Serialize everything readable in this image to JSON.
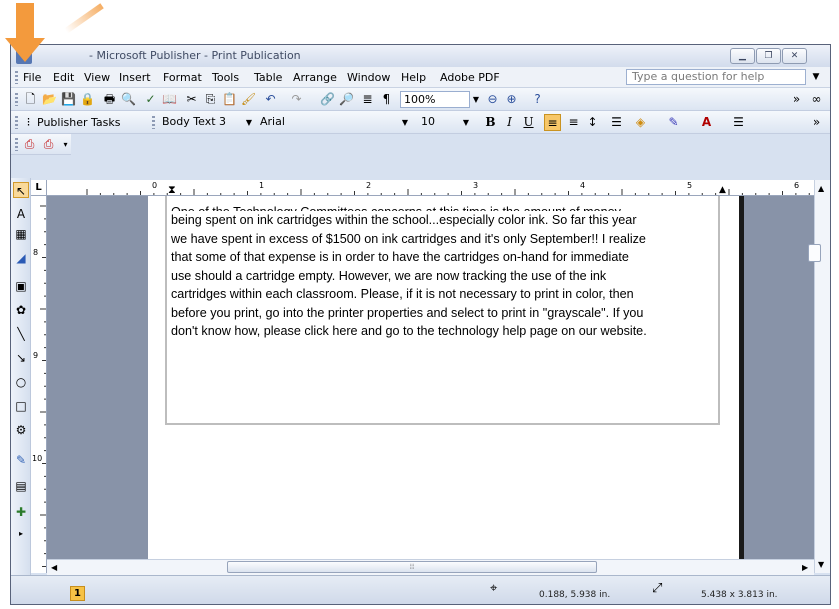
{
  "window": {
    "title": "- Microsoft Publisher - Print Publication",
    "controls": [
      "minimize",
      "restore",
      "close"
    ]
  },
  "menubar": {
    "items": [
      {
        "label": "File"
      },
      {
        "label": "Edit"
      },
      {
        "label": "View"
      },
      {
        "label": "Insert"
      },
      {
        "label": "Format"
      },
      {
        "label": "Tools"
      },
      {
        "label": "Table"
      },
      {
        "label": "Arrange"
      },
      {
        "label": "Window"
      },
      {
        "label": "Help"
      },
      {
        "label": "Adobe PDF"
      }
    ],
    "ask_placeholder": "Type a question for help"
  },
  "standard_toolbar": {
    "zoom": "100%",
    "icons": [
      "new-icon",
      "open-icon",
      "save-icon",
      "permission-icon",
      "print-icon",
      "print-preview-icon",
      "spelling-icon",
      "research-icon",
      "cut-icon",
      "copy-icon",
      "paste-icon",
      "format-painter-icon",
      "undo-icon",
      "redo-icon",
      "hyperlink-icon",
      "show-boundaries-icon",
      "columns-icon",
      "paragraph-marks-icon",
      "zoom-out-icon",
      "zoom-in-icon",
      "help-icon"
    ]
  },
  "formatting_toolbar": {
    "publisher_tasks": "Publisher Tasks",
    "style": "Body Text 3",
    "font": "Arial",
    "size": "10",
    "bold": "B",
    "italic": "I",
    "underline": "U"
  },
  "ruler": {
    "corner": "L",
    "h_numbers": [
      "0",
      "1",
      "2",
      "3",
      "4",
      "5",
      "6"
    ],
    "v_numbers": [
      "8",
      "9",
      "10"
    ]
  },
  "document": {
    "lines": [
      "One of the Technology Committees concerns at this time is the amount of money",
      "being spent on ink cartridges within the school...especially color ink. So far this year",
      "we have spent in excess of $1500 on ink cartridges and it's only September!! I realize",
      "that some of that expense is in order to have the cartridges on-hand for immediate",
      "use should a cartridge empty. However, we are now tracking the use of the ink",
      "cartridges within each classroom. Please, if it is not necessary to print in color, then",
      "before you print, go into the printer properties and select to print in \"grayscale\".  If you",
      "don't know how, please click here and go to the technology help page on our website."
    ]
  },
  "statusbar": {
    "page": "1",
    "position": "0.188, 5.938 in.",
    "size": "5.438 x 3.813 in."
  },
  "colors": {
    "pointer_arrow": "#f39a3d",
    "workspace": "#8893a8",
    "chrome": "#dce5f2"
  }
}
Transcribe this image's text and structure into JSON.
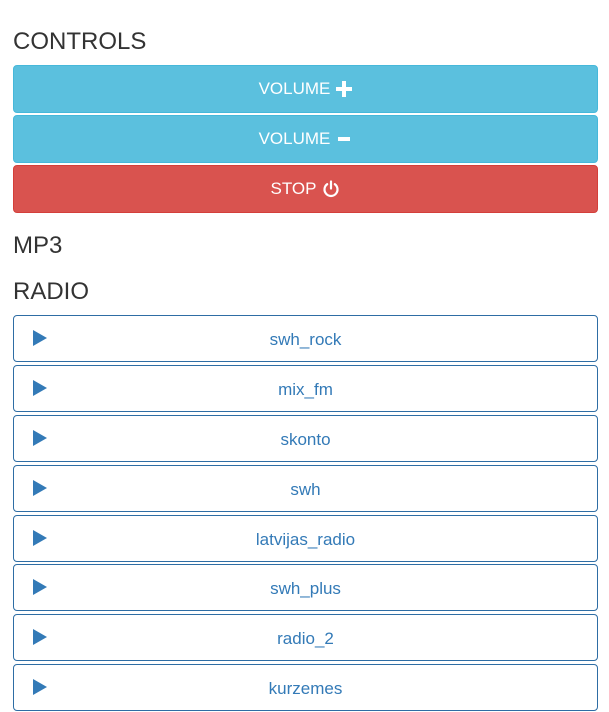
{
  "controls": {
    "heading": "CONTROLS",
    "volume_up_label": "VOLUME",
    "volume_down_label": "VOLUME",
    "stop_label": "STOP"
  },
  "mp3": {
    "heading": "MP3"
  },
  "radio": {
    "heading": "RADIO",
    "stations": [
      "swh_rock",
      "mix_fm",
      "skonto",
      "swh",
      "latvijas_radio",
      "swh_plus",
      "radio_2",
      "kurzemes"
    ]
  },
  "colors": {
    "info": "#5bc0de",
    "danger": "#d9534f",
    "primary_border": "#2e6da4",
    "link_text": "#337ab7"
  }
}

- - - - -

**What the task asks:** Gather from the data above every line with the string "within".

**Result of the task:**
      "being spent on ink cartridges within the school...especially color ink. So far this year",
      "cartridges within each classroom. Please, if it is not necessary to print in color, then",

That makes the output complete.